Saved entries:
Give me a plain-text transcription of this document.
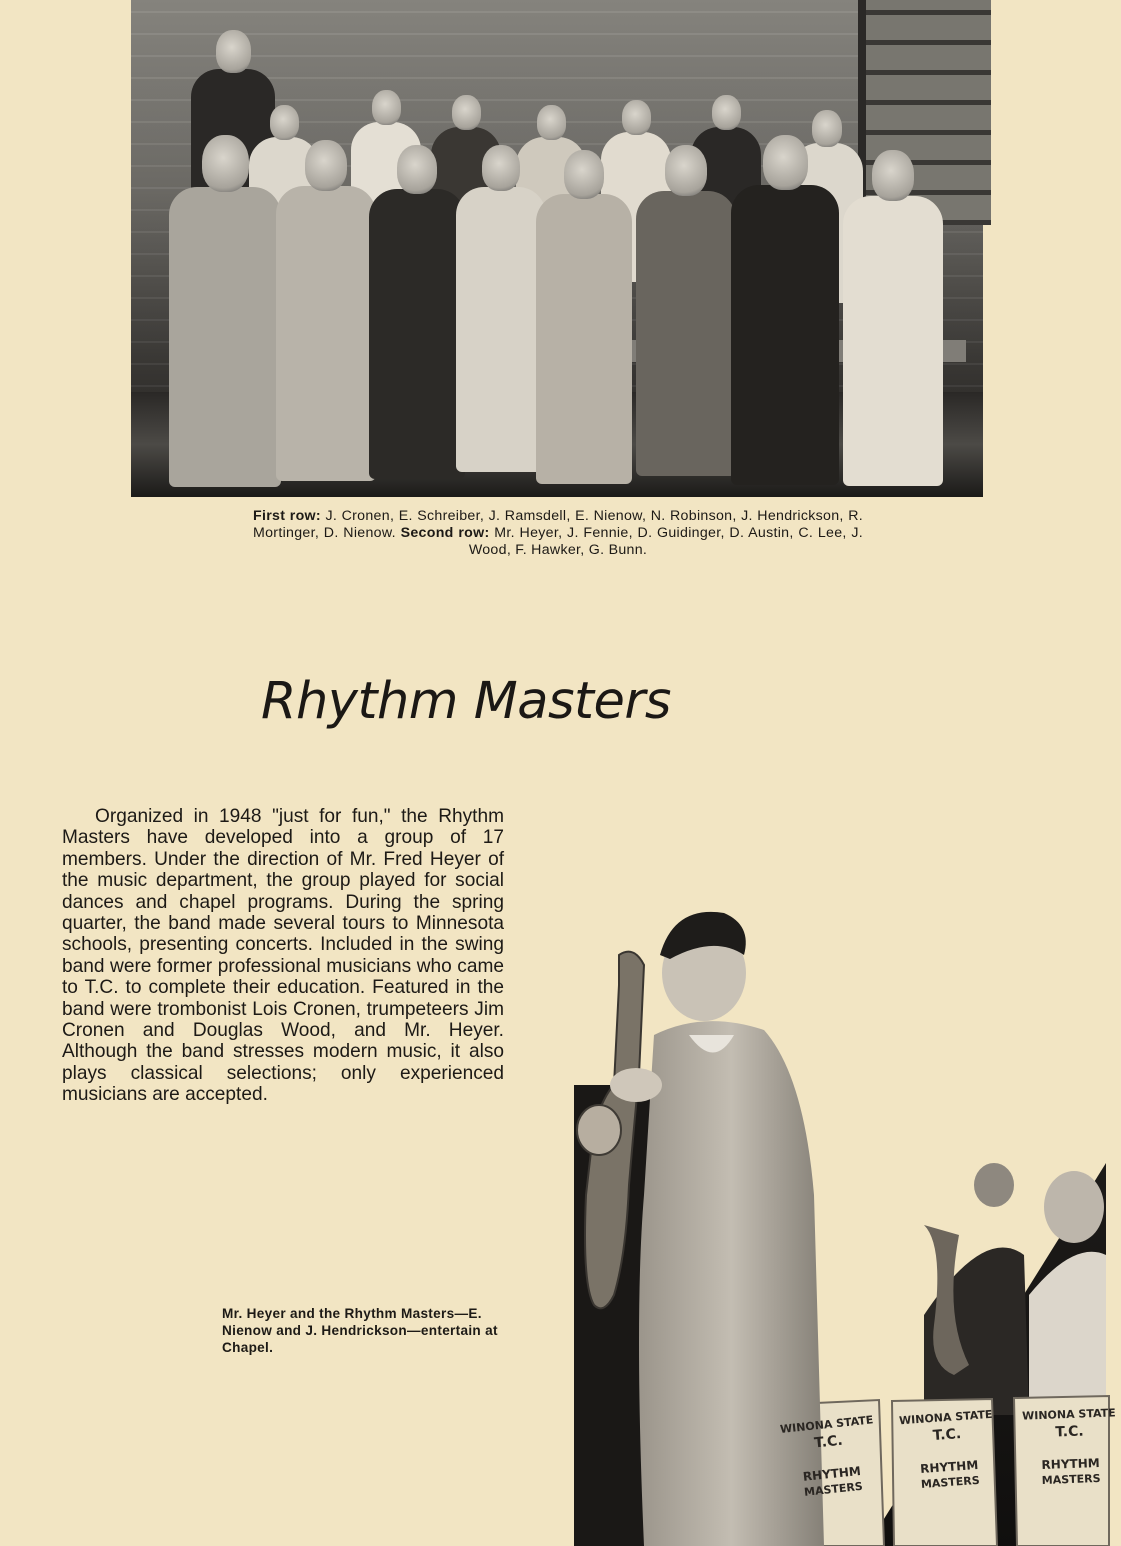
First row: J. Cronen, E. Schreiber, J. Ramsdell, E. Nienow, N. Robinson, J. Hendrickson, R. Mortinger, D. Nienow. Second row: Mr. Heyer, J. Fennie, D. Guidinger, D. Austin, C. Lee, J. Wood, F. Hawker, G. Bunn.
Rhythm Masters

Organized in 1948 "just for fun," the Rhythm Masters have developed into a group of 17 members. Under the direction of Mr. Fred Heyer of the music department, the group played for social dances and chapel programs. During the spring quarter, the band made several tours to Minnesota schools, presenting concerts. Included in the swing band were former professional musicians who came to T.C. to complete their education. Featured in the band were trombonist Lois Cronen, trumpeteers Jim Cronen and Douglas Wood, and Mr. Heyer. Although the band stresses modern music, it also plays classical selections; only experienced musicians are accepted.

Mr. Heyer and the Rhythm Masters—E. Nienow and J. Hendrickson—entertain at Chapel.

WINONA STATE
T.C.
RHYTHM
MASTERS
WINONA STATE
T.C.
RHYTHM
MASTERS
WINONA STATE
T.C.
RHYTHM
MASTERS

### WHAT NEEDS TO BE DONE
How many lines of these entries hold the string "Nienow"? Answer with the number alone.

### RESULT FOR THIS EXERCISE
2